▶ **INSTRUCTIONS TO FOLLOW**: Locate all lines in the data below that hold "JSON" and show them.

Data entries:
— begin —

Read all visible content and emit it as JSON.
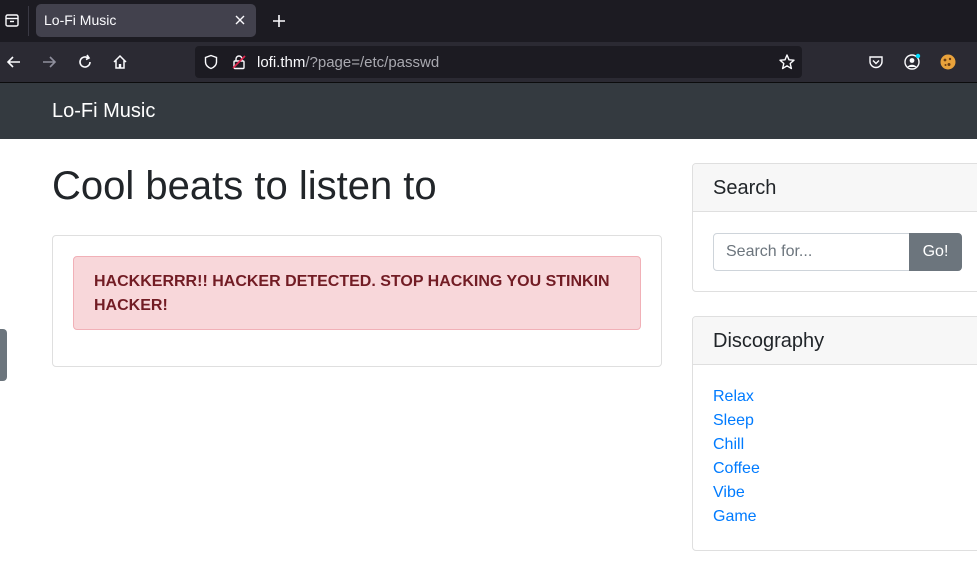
{
  "browser": {
    "tab_title": "Lo-Fi Music",
    "url_host": "lofi.thm",
    "url_path": "/?page=/etc/passwd"
  },
  "site": {
    "brand": "Lo-Fi Music",
    "heading": "Cool beats to listen to",
    "alert_message": "HACKKERRR!! HACKER DETECTED. STOP HACKING YOU STINKIN HACKER!"
  },
  "sidebar": {
    "search": {
      "title": "Search",
      "placeholder": "Search for...",
      "button_label": "Go!"
    },
    "discography": {
      "title": "Discography",
      "items": [
        "Relax",
        "Sleep",
        "Chill",
        "Coffee",
        "Vibe",
        "Game"
      ]
    }
  },
  "colors": {
    "navbar_dark": "#343a40",
    "alert_bg": "#f8d7da",
    "alert_text": "#721c24",
    "link": "#007bff",
    "button_secondary": "#6c757d"
  }
}
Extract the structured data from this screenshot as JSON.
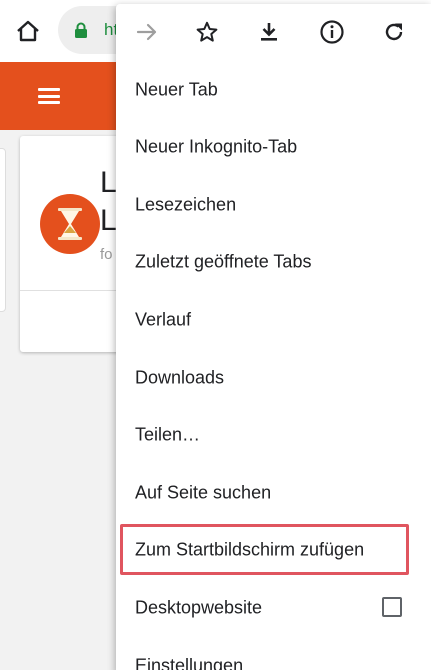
{
  "browser": {
    "url_partial": "ht",
    "icons": {
      "home": "home-icon",
      "lock": "lock-icon"
    },
    "colors": {
      "secure_green": "#1e8e3e",
      "brand_orange": "#e4501d"
    }
  },
  "page": {
    "card_title_line1": "L",
    "card_title_line2": "L",
    "card_subtitle": "fo"
  },
  "menu": {
    "toolbar": [
      "forward-icon",
      "bookmark-star-icon",
      "download-icon",
      "info-icon",
      "reload-icon"
    ],
    "items": [
      {
        "label": "Neuer Tab"
      },
      {
        "label": "Neuer Inkognito-Tab"
      },
      {
        "label": "Lesezeichen"
      },
      {
        "label": "Zuletzt geöffnete Tabs"
      },
      {
        "label": "Verlauf"
      },
      {
        "label": "Downloads"
      },
      {
        "label": "Teilen…"
      },
      {
        "label": "Auf Seite suchen"
      },
      {
        "label": "Zum Startbildschirm zufügen"
      },
      {
        "label": "Desktopwebsite",
        "checked": false
      },
      {
        "label": "Einstellungen"
      }
    ],
    "highlight_color": "#e0555f"
  }
}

— end —

▶ **SOLUTION FOR THIS TASK**:
Read all visible content and emit it as JSON.
Extract the structured data from this screenshot as JSON.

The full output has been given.